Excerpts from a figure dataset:

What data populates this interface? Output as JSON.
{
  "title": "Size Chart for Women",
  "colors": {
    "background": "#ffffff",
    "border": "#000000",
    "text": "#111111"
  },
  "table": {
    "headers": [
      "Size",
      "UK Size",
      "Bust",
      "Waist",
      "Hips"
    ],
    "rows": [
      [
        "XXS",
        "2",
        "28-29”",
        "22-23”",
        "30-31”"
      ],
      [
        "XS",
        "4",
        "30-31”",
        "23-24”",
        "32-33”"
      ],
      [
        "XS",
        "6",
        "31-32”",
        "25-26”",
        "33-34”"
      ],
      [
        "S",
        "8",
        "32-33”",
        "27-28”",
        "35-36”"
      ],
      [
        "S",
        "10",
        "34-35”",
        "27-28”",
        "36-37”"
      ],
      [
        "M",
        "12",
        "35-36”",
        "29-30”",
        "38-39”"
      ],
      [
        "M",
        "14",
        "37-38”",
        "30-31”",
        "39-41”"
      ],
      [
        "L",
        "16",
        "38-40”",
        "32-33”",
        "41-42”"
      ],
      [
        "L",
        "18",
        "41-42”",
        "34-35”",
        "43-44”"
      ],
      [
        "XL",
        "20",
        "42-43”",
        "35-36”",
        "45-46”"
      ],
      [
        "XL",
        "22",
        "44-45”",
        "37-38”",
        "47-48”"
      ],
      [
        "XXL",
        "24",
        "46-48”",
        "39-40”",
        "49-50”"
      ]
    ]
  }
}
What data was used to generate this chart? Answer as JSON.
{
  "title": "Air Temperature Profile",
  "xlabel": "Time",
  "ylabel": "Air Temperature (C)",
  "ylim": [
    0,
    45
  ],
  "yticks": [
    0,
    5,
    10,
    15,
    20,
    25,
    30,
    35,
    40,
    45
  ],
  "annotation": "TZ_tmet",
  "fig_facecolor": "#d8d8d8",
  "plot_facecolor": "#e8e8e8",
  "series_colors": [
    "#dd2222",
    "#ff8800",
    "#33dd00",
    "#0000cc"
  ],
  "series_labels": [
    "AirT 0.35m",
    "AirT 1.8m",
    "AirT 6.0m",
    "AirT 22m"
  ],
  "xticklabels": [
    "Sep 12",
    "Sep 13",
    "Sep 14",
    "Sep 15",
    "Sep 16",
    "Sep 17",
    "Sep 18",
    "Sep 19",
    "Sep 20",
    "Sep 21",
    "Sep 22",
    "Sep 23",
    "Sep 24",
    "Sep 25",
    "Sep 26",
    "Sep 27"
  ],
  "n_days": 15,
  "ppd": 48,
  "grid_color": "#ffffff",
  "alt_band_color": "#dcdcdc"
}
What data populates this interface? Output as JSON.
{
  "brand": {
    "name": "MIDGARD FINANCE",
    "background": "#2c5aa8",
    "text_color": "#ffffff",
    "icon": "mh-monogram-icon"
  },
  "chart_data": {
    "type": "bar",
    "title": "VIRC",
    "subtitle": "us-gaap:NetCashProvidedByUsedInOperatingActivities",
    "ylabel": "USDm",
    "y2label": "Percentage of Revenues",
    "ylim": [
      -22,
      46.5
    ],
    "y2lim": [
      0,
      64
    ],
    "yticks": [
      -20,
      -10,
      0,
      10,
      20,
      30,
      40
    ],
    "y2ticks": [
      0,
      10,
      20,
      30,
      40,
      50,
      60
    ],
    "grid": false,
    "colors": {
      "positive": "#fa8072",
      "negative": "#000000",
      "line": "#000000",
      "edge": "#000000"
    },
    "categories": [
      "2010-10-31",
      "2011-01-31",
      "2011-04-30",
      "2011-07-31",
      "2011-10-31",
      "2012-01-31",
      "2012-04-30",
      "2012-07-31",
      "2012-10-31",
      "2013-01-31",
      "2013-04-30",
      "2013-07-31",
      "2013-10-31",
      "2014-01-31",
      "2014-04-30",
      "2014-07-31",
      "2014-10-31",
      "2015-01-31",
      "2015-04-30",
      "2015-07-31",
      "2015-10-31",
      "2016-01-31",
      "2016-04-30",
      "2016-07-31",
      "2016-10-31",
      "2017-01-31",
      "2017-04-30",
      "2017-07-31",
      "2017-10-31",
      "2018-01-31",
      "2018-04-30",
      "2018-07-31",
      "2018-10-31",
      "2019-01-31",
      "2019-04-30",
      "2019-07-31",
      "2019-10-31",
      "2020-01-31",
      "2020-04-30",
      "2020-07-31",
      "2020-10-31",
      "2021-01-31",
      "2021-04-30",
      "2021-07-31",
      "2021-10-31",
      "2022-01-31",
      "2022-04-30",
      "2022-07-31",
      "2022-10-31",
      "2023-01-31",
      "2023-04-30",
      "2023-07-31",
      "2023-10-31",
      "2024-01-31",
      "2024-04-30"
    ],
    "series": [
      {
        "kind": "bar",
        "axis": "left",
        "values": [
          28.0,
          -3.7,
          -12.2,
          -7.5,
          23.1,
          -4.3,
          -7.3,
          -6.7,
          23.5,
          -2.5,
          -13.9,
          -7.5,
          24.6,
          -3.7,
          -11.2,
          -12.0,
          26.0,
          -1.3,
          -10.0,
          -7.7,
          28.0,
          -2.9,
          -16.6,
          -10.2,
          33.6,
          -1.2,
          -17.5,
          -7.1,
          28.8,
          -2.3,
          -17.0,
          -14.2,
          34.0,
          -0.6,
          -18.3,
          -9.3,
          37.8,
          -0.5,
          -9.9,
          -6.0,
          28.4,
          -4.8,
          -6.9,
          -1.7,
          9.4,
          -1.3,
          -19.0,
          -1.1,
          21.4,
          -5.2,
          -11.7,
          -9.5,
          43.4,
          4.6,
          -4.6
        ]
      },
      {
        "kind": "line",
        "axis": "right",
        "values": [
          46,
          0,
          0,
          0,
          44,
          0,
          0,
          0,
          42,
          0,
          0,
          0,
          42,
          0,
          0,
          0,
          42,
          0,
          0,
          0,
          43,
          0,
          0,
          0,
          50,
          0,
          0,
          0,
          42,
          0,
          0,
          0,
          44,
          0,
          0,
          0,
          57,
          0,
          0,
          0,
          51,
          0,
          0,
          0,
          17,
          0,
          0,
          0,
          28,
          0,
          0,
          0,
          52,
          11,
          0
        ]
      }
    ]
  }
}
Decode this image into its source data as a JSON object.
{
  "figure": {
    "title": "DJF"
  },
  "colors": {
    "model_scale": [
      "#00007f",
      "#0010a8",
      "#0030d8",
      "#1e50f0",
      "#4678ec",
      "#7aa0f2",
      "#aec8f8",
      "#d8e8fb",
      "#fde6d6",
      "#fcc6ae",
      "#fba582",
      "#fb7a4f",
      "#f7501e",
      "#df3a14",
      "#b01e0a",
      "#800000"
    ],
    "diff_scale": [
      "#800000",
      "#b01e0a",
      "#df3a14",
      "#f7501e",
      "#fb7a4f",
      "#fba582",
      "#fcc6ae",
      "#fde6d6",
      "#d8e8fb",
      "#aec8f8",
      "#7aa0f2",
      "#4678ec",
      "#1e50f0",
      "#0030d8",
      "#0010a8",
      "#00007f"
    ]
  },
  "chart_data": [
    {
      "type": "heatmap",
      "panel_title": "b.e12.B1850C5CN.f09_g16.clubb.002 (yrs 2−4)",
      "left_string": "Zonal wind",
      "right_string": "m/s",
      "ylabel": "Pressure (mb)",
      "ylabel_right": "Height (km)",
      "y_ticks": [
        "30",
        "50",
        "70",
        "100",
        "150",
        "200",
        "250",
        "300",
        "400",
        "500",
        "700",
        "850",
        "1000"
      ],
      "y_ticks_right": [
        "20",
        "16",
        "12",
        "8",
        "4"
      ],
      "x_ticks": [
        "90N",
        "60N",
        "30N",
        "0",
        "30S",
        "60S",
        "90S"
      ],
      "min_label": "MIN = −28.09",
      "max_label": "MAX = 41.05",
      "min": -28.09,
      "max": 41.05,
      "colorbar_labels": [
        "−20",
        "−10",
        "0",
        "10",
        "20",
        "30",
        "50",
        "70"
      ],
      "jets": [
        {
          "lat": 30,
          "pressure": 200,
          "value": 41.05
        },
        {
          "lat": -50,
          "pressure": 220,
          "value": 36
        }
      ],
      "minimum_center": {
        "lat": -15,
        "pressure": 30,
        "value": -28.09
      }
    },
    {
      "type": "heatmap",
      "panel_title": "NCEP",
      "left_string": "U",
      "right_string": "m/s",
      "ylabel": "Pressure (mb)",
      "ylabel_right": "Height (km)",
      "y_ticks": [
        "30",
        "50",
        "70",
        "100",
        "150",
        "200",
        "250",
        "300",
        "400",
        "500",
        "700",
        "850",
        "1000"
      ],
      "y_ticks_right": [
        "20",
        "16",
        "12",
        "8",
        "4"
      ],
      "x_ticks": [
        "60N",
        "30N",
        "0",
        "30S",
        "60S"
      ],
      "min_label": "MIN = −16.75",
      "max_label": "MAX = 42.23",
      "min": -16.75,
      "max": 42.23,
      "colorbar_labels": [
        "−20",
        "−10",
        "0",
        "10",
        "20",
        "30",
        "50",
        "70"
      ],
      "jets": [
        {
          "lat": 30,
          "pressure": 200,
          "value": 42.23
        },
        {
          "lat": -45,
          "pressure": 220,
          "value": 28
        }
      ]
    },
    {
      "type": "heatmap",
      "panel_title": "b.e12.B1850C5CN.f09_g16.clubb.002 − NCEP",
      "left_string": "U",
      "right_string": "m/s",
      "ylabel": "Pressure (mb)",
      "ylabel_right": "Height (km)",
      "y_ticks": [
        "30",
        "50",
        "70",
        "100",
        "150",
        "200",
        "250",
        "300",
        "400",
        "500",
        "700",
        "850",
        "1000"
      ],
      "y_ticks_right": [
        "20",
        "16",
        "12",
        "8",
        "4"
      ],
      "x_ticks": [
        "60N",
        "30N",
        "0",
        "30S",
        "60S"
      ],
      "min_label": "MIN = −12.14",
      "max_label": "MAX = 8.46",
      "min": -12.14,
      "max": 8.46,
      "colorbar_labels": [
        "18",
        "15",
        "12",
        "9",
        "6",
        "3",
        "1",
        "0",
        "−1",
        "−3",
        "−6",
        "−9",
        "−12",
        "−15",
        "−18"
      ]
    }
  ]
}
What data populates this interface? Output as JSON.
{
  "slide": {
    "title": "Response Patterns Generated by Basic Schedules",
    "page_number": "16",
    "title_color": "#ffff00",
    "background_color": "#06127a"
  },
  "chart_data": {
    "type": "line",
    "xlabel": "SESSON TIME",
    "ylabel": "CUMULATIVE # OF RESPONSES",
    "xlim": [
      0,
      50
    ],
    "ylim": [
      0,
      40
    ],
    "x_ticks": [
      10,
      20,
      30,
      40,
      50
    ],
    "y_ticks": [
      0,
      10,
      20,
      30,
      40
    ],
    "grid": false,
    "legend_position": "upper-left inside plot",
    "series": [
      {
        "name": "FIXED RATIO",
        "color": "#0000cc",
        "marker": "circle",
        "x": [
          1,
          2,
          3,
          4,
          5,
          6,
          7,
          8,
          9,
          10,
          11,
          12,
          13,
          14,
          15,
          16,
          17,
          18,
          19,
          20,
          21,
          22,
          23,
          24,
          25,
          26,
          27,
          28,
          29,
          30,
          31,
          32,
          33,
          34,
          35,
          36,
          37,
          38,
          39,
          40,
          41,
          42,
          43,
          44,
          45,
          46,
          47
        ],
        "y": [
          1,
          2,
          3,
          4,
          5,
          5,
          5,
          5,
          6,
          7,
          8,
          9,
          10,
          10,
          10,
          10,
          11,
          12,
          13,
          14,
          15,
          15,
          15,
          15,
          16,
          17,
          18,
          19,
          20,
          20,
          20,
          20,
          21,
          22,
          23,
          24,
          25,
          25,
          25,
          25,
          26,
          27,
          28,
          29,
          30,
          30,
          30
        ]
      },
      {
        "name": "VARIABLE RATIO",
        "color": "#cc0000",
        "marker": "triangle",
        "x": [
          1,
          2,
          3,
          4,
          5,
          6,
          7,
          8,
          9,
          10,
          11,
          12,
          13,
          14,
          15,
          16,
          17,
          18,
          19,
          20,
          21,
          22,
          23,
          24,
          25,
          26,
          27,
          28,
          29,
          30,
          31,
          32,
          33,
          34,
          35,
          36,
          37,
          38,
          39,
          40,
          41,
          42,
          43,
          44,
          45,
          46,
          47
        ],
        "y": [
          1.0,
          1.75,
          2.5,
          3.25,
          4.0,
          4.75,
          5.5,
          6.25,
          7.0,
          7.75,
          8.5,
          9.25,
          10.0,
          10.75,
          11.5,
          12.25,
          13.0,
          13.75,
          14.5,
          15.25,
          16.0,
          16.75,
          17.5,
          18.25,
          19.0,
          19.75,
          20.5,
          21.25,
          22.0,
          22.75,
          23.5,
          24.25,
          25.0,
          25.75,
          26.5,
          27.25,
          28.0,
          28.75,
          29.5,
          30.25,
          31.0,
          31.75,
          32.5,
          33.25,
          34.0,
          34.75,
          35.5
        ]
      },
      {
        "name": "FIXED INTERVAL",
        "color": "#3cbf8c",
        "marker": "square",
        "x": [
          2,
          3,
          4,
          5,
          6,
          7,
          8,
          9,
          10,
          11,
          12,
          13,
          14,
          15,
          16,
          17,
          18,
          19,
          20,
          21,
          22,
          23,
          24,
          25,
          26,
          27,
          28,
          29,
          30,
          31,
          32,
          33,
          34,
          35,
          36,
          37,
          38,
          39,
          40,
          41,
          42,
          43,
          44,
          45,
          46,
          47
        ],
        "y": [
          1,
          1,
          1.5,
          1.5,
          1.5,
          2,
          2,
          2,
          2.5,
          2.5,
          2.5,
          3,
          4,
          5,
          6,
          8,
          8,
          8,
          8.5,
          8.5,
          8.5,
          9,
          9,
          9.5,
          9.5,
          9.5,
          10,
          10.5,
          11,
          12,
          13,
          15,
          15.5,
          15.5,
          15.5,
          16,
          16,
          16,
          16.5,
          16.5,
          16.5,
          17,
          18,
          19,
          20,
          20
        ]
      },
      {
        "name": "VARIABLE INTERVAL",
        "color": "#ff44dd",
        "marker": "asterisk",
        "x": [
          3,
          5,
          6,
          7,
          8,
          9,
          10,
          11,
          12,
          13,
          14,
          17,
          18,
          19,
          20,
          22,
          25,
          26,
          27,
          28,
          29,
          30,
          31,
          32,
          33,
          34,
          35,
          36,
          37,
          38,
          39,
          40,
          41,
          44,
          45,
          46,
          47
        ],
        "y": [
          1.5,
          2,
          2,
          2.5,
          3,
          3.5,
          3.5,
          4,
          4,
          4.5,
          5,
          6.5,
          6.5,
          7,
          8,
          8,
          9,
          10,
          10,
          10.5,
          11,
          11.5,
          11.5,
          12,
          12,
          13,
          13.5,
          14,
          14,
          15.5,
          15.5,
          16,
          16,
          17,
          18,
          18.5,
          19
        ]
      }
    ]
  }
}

Task statement: Point out every line holding the string "Temperature" and copy it.

Written answer:
  "title": "Air Temperature Profile",
  "ylabel": "Air Temperature (C)",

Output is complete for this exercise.